(begin)

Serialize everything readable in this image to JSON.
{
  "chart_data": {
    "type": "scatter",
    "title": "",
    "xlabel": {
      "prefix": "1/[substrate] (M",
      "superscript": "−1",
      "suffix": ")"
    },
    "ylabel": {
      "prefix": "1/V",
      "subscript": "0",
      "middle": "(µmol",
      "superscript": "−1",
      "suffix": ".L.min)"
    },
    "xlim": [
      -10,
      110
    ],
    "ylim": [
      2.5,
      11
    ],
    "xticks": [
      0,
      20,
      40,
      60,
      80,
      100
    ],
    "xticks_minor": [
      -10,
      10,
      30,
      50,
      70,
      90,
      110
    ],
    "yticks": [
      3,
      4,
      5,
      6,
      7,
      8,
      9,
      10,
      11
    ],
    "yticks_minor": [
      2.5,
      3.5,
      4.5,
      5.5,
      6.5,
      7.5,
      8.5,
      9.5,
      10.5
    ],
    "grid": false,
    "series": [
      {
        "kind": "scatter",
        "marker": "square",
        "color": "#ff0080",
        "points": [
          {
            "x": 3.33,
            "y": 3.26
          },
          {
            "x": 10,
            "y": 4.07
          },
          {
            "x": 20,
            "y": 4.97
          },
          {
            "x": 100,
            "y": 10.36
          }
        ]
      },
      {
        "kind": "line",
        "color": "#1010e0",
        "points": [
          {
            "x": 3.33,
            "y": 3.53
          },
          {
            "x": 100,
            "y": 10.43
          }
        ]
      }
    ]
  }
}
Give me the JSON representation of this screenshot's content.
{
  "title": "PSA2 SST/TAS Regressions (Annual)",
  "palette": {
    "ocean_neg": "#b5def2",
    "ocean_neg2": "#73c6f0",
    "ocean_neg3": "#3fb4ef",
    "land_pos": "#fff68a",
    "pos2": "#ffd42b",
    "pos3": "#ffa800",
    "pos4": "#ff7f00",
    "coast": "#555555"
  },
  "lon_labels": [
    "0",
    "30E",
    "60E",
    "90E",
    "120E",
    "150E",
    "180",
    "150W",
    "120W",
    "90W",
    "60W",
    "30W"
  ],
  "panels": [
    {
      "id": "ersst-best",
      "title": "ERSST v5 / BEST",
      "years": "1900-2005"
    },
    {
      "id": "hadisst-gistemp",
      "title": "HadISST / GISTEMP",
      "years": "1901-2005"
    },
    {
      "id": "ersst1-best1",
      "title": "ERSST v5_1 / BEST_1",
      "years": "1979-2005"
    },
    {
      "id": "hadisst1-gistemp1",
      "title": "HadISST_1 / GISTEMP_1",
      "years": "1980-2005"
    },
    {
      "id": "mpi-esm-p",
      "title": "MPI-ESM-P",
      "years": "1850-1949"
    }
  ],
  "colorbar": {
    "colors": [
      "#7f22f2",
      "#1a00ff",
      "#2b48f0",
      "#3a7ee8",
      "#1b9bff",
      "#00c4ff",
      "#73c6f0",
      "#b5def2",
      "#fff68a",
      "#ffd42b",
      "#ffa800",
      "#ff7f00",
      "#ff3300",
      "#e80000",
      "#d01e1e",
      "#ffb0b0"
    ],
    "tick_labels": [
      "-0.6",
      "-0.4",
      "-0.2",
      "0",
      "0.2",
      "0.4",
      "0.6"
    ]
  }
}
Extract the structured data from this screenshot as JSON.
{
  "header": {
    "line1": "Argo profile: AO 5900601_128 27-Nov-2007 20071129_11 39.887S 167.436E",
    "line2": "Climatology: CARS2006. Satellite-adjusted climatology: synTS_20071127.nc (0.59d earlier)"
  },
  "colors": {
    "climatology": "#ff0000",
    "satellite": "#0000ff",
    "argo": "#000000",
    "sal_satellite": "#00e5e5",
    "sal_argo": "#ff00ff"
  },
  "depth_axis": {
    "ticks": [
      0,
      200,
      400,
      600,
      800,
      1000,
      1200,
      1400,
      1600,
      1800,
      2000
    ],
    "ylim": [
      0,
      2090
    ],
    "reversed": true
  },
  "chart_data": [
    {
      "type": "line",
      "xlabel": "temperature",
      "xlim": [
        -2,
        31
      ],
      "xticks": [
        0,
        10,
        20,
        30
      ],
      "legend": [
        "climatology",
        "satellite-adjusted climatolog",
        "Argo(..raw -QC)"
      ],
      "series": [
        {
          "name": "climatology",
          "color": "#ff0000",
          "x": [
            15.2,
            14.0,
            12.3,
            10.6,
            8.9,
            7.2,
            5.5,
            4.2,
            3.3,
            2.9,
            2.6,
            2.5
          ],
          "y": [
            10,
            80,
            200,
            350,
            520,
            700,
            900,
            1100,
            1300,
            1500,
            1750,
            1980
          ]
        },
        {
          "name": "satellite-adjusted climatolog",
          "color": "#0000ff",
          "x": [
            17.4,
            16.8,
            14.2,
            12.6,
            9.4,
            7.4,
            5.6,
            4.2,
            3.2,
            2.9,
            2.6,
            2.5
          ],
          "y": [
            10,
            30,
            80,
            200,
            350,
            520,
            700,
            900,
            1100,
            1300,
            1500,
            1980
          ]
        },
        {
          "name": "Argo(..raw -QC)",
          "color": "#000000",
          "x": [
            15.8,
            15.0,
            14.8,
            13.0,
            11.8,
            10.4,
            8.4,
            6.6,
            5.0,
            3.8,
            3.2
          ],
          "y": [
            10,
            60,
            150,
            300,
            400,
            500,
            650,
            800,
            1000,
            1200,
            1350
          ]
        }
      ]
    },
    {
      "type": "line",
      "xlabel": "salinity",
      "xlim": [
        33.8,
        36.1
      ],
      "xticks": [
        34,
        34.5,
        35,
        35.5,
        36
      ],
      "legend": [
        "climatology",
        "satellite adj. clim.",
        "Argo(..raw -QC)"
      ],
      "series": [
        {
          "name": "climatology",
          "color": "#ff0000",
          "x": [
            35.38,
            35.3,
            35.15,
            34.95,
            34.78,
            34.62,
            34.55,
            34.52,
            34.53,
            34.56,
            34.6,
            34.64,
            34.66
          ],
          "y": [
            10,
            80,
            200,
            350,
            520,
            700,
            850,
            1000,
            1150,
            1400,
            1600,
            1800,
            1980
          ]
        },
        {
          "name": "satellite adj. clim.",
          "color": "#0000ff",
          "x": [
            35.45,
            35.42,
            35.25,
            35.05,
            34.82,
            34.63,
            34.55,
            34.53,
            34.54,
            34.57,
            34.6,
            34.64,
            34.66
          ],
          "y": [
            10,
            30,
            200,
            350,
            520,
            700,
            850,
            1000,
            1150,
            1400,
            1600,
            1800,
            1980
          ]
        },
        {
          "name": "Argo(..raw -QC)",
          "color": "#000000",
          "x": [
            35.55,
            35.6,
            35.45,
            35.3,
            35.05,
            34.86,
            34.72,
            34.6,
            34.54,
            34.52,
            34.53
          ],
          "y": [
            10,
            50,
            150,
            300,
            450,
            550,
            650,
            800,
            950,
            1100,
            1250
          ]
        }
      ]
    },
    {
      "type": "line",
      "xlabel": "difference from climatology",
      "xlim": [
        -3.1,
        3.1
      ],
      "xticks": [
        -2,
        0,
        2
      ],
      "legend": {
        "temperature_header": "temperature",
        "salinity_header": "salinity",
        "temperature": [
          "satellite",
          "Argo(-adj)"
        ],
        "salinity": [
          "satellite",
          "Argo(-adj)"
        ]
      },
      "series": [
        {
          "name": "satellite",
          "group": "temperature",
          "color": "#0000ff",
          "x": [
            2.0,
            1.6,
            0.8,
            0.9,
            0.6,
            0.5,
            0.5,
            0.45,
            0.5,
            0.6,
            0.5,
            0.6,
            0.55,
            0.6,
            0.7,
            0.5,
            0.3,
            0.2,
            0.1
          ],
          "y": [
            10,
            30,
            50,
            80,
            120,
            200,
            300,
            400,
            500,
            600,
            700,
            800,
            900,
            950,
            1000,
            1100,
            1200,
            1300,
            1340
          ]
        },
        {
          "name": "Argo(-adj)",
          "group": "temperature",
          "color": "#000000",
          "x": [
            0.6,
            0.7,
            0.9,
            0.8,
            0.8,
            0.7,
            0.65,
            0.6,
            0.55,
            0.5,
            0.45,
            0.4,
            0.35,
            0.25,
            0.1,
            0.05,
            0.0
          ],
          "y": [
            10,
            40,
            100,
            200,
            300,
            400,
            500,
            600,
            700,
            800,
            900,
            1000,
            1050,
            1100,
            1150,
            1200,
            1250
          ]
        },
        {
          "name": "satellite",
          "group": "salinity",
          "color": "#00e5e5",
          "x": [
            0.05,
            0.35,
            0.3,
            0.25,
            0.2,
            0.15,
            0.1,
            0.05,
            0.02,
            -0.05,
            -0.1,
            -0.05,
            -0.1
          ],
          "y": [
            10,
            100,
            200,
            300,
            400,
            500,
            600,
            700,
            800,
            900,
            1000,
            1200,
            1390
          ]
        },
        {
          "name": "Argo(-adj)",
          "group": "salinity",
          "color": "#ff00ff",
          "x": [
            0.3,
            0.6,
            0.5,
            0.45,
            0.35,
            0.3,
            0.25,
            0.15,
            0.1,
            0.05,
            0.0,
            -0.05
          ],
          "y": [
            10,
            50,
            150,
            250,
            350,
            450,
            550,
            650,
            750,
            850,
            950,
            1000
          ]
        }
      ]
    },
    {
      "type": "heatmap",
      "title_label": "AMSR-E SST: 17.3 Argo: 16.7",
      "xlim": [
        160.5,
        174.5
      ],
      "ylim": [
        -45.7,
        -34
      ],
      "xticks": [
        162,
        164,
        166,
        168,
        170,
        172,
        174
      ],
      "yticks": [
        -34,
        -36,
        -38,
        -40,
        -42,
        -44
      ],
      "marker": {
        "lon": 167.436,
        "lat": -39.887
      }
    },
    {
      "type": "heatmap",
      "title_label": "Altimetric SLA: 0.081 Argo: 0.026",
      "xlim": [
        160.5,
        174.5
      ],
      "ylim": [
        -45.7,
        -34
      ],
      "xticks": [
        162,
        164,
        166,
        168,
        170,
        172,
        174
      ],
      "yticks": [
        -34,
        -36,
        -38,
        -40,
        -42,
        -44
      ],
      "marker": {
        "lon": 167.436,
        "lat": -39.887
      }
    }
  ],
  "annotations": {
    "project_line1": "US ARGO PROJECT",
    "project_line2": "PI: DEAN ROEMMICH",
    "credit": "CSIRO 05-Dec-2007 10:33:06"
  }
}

(end)

* _WRITTEN REQUEST_
Copy every line in the records above that contains the word "salinity".

* _WRITTEN ANSWER_
      "xlabel": "salinity",
        "salinity_header": "salinity",
        "salinity": [
          "group": "salinity",
          "group": "salinity",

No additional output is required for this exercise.